### TO BE DONE
Your task is to repeat all of the data exactly while excluding the pictures.
** START DATA EXCERPTS **
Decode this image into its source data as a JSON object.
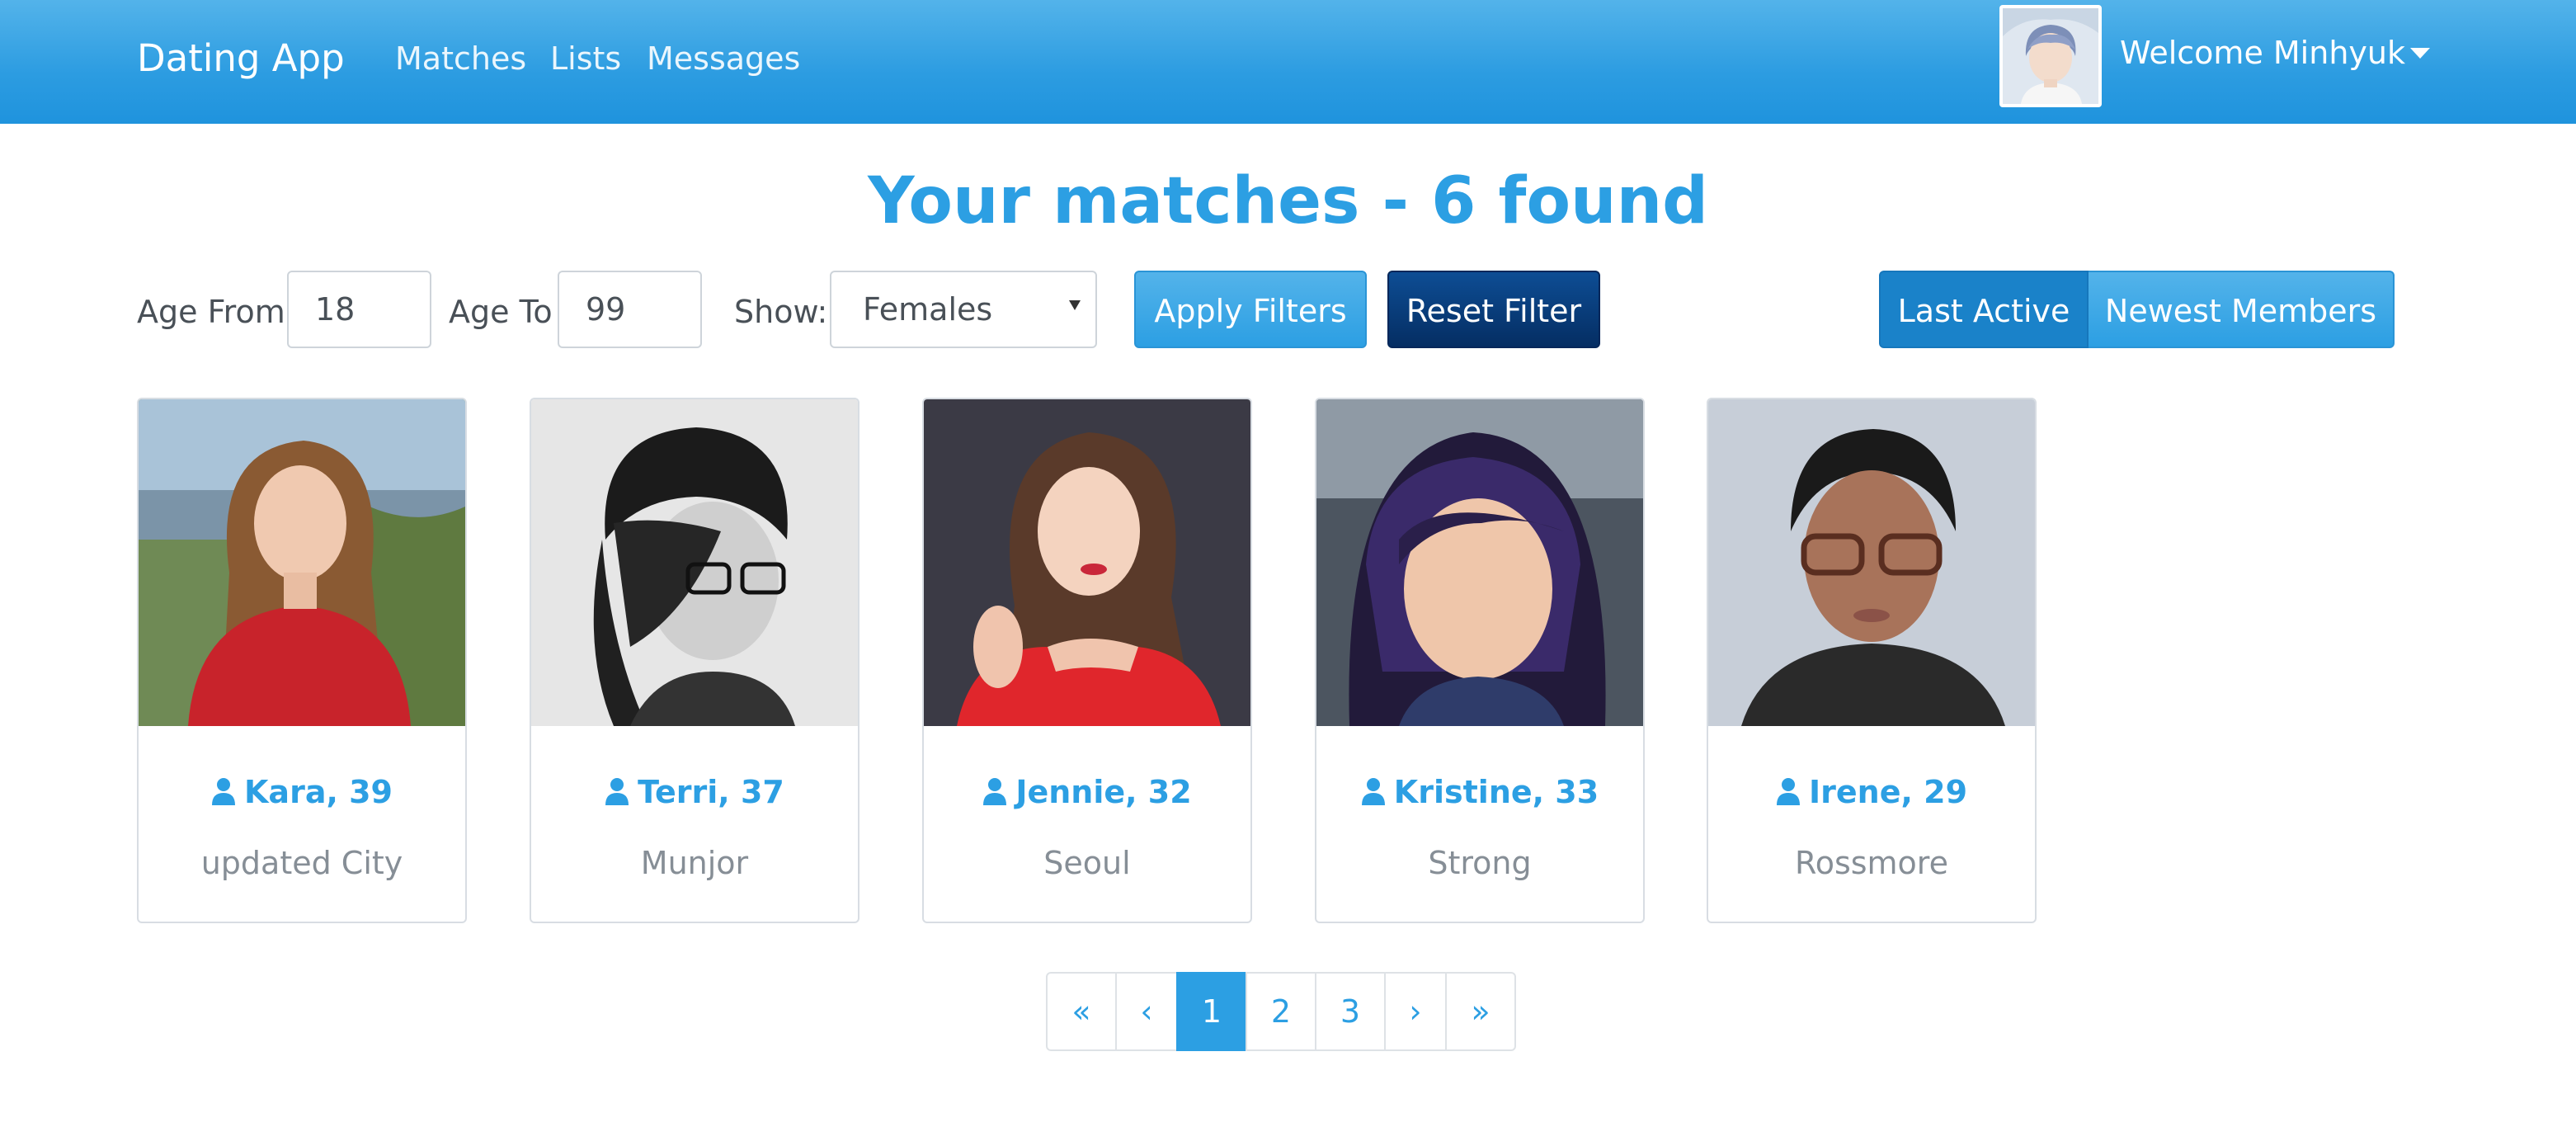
{
  "nav": {
    "brand": "Dating App",
    "links": [
      "Matches",
      "Lists",
      "Messages"
    ],
    "welcome": "Welcome Minhyuk"
  },
  "title": "Your matches - 6 found",
  "filters": {
    "age_from_label": "Age From",
    "age_from_value": "18",
    "age_to_label": "Age To",
    "age_to_value": "99",
    "show_label": "Show:",
    "show_value": "Females",
    "apply_label": "Apply Filters",
    "reset_label": "Reset Filter",
    "sort_last_active": "Last Active",
    "sort_newest": "Newest Members"
  },
  "members": [
    {
      "name": "Kara, 39",
      "city": "updated City"
    },
    {
      "name": "Terri, 37",
      "city": "Munjor"
    },
    {
      "name": "Jennie, 32",
      "city": "Seoul"
    },
    {
      "name": "Kristine, 33",
      "city": "Strong"
    },
    {
      "name": "Irene, 29",
      "city": "Rossmore"
    }
  ],
  "pagination": {
    "first": "«",
    "prev": "‹",
    "pages": [
      "1",
      "2",
      "3"
    ],
    "next": "›",
    "last": "»",
    "current": "1"
  },
  "colors": {
    "primary": "#2c9fe3",
    "nav_dark": "#1a82c9",
    "reset_btn": "#052e63"
  }
}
** END DATA EXCERPTS **
### RESULT OF THE TASK
Decode this image into its source data as a JSON object.
{
  "nav": {
    "brand": "Dating App",
    "links": [
      "Matches",
      "Lists",
      "Messages"
    ],
    "welcome": "Welcome Minhyuk"
  },
  "title": "Your matches - 6 found",
  "filters": {
    "age_from_label": "Age From",
    "age_from_value": "18",
    "age_to_label": "Age To",
    "age_to_value": "99",
    "show_label": "Show:",
    "show_value": "Females",
    "apply_label": "Apply Filters",
    "reset_label": "Reset Filter",
    "sort_last_active": "Last Active",
    "sort_newest": "Newest Members"
  },
  "members": [
    {
      "name": "Kara, 39",
      "city": "updated City"
    },
    {
      "name": "Terri, 37",
      "city": "Munjor"
    },
    {
      "name": "Jennie, 32",
      "city": "Seoul"
    },
    {
      "name": "Kristine, 33",
      "city": "Strong"
    },
    {
      "name": "Irene, 29",
      "city": "Rossmore"
    }
  ],
  "pagination": {
    "first": "«",
    "prev": "‹",
    "pages": [
      "1",
      "2",
      "3"
    ],
    "next": "›",
    "last": "»",
    "current": "1"
  },
  "colors": {
    "primary": "#2c9fe3",
    "nav_dark": "#1a82c9",
    "reset_btn": "#052e63"
  }
}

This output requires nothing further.